Dataset records
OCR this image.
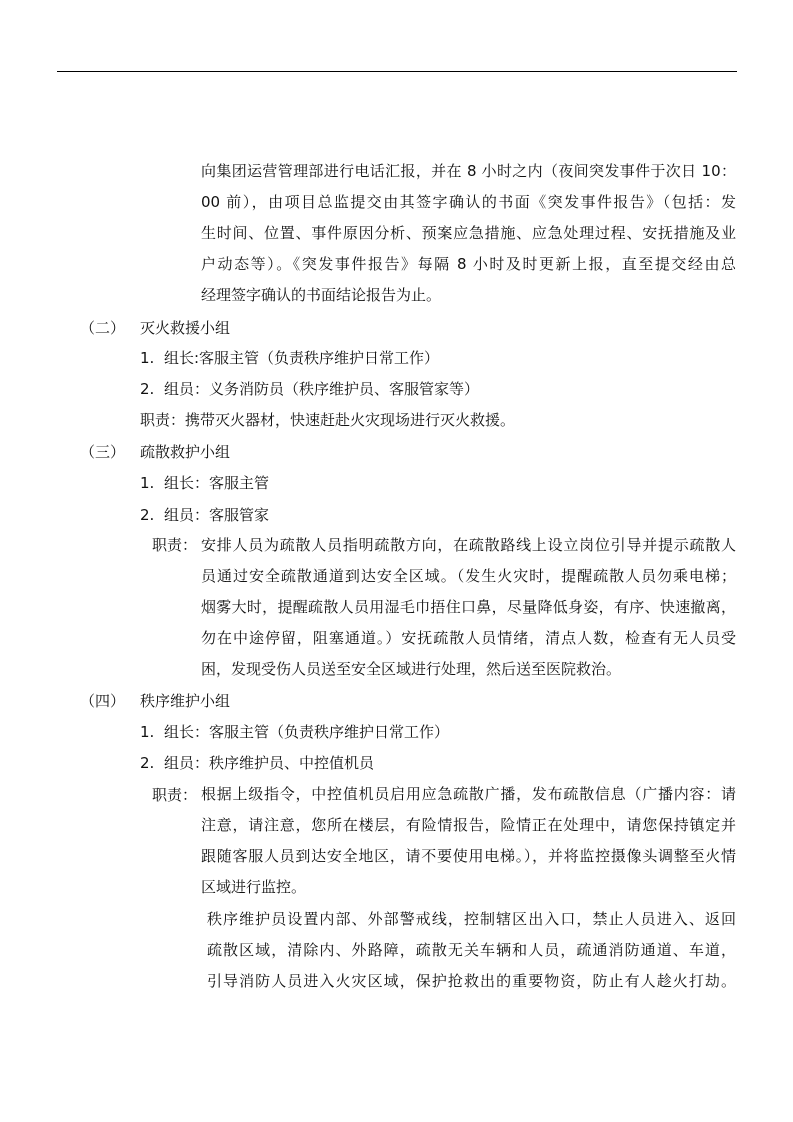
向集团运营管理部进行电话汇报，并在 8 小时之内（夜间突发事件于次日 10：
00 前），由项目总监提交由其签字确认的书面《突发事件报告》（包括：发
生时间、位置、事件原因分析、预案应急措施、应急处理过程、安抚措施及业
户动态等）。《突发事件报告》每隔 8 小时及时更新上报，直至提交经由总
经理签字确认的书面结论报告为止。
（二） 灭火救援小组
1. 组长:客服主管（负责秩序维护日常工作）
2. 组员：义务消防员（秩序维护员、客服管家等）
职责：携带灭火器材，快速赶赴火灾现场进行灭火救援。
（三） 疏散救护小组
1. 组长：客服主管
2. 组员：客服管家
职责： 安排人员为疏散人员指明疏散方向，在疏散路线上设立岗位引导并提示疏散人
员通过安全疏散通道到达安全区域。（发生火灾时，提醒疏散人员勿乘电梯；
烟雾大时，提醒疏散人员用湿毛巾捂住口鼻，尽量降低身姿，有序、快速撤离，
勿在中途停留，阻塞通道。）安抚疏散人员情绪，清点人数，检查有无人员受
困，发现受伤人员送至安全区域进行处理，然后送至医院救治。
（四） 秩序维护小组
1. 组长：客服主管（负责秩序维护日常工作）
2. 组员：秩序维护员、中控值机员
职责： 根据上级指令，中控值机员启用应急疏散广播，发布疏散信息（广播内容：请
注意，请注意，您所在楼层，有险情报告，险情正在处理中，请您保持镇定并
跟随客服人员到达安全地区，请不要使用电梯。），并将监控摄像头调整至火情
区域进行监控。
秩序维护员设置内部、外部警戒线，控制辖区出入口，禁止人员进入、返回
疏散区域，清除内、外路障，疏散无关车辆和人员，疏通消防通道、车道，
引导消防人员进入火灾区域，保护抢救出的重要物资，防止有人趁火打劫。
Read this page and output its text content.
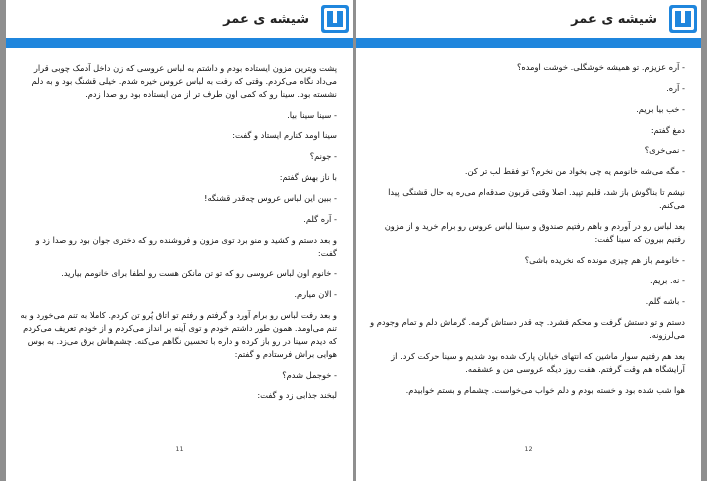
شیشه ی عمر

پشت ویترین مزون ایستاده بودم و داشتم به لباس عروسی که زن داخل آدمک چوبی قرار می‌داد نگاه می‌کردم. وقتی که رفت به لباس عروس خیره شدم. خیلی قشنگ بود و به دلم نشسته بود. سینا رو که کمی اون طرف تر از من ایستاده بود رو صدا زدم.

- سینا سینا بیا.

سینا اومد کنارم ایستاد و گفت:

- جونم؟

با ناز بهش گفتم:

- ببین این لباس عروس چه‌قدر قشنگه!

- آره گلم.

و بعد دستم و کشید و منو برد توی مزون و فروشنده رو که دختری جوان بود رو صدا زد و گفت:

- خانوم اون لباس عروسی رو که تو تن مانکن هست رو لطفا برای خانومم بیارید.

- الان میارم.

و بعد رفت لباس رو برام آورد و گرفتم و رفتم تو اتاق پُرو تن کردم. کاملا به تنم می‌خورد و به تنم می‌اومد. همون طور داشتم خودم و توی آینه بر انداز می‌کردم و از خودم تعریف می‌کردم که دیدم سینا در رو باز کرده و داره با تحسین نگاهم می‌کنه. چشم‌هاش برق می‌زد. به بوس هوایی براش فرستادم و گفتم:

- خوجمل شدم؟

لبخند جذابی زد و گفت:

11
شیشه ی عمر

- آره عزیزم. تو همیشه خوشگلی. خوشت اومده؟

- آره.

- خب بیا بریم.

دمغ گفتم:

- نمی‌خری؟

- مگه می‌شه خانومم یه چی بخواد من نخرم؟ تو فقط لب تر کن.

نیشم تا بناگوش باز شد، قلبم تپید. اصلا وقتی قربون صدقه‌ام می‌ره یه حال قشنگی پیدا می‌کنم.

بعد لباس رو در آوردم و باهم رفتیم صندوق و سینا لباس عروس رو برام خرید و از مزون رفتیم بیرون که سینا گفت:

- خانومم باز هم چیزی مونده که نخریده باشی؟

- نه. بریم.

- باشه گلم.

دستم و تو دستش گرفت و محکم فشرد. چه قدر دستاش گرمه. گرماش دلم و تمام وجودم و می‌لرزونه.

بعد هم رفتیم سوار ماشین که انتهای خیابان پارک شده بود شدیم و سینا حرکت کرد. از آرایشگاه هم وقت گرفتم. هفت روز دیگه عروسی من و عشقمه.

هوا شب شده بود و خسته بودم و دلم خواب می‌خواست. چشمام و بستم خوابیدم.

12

AIM OF THE EXERCISE: Reproduce each line from the records that contains the word "گفتم".

ANSWER TO THE TASK:
با ناز بهش گفتم:
و بعد رفت لباس رو برام آورد و گرفتم و رفتم تو اتاق پُرو تن کردم. کاملا به تنم می‌خورد و به تنم می‌اومد. همون طور داشتم خودم و توی آینه بر انداز می‌کردم و از خودم تعریف می‌کردم که دیدم سینا در رو باز کرده و داره با تحسین نگاهم می‌کنه. چشم‌هاش برق می‌زد. به بوس هوایی براش فرستادم و گفتم:
دمغ گفتم:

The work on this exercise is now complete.